What the task asks: Using the data below, copy each line that includes the word "taken".
------
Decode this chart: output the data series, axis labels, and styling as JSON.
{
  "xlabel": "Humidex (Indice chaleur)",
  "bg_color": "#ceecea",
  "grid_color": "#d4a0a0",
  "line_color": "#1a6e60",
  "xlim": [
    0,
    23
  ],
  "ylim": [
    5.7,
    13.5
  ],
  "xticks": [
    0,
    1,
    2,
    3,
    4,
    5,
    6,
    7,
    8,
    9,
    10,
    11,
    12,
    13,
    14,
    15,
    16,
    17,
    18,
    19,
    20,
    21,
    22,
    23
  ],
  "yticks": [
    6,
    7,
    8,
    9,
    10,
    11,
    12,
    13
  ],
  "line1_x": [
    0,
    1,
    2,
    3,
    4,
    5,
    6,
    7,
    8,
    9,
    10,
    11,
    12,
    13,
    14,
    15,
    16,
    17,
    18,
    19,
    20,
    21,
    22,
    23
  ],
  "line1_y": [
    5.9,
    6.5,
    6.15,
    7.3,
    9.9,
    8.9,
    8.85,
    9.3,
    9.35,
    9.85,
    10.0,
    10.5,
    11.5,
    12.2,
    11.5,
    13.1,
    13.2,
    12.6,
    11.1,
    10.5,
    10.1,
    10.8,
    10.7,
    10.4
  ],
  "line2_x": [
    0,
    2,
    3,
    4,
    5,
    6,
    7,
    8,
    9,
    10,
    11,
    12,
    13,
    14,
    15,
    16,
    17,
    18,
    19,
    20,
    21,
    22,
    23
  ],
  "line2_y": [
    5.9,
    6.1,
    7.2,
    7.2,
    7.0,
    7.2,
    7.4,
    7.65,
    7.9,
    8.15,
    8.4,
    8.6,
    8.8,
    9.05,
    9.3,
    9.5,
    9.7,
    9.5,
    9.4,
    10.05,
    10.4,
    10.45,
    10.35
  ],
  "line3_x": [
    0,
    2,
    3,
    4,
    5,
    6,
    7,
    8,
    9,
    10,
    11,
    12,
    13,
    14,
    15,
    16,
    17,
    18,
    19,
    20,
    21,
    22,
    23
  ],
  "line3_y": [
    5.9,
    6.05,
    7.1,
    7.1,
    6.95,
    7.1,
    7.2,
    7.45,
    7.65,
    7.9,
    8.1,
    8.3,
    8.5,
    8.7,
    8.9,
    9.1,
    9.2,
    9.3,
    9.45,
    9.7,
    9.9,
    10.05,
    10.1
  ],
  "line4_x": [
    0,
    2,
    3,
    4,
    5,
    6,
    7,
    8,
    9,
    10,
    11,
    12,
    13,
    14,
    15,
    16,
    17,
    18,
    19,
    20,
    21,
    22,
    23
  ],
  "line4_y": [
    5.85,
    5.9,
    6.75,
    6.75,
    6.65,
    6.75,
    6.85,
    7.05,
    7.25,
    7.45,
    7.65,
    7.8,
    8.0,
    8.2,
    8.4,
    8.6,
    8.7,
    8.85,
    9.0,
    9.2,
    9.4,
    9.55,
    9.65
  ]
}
------
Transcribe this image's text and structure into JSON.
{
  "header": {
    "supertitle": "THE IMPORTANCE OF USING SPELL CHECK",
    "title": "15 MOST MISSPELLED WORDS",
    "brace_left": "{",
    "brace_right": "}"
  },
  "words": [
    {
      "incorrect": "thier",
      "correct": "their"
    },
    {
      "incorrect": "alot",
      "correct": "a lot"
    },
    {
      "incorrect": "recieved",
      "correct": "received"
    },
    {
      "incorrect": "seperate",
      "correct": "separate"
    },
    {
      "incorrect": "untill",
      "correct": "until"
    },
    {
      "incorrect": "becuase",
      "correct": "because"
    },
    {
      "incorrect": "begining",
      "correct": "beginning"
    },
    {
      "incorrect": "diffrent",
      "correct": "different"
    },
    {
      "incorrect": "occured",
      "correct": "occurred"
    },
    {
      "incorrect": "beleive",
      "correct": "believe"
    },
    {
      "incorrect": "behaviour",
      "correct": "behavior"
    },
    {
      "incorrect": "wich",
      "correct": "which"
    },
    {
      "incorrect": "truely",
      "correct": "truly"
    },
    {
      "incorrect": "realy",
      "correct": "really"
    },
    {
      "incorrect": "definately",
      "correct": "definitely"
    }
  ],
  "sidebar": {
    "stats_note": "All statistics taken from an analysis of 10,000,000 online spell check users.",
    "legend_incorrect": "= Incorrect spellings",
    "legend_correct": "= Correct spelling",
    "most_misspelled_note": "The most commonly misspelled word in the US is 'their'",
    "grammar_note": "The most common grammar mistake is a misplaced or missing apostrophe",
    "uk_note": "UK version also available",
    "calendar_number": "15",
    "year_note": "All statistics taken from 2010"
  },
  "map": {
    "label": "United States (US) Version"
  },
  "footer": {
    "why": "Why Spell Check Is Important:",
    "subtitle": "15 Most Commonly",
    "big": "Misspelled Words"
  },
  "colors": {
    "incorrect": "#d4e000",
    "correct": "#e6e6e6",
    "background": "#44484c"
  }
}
------
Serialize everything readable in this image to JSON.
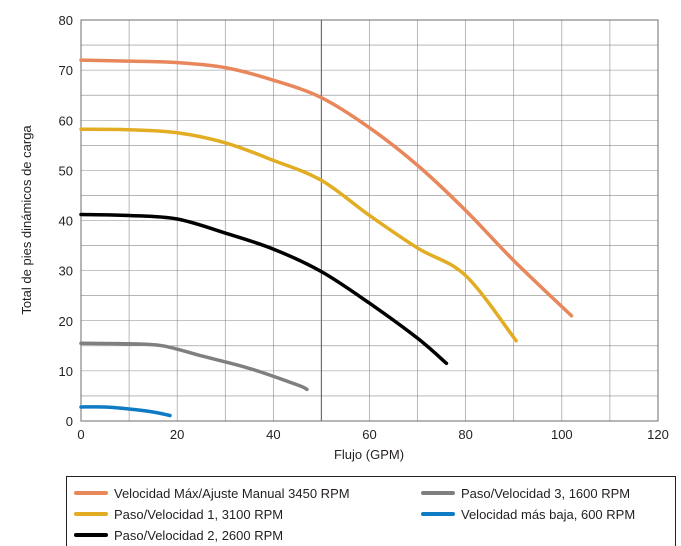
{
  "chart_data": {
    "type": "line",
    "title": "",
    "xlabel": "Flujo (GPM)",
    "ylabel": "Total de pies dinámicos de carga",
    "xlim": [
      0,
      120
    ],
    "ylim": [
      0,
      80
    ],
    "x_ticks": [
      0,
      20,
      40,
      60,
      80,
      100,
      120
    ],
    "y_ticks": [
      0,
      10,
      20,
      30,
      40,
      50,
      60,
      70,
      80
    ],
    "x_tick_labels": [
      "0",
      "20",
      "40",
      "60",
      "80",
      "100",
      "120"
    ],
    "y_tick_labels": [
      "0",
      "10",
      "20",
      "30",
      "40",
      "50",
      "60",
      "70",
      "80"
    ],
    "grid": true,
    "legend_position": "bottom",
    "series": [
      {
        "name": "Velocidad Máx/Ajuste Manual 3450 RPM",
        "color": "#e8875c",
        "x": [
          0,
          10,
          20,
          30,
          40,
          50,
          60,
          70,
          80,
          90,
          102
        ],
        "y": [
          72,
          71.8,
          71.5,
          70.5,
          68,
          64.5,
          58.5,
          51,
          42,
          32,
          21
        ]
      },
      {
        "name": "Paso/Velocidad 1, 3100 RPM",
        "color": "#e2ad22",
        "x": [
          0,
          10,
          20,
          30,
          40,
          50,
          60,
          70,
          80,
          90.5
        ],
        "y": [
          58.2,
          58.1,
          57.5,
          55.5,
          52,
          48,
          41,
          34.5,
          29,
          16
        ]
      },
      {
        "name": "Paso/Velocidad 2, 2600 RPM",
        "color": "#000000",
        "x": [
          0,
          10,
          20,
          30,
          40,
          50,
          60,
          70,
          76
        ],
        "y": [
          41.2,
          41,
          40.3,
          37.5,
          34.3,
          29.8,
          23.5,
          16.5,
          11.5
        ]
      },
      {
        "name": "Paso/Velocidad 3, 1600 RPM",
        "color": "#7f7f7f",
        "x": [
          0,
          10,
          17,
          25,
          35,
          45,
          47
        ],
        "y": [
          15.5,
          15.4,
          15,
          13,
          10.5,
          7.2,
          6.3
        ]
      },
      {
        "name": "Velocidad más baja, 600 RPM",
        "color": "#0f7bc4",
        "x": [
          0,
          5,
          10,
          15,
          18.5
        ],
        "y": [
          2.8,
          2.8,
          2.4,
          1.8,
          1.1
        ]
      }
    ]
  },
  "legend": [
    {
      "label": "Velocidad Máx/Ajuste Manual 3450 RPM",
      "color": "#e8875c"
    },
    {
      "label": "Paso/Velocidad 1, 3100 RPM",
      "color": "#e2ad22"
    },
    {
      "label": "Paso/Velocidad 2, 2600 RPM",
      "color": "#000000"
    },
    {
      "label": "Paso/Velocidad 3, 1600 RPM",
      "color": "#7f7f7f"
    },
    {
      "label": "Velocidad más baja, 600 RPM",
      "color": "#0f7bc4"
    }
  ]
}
------
Full answer:
    "stats_note": "All statistics taken from an analysis of 10,000,000 online spell check users.",
    "year_note": "All statistics taken from 2010"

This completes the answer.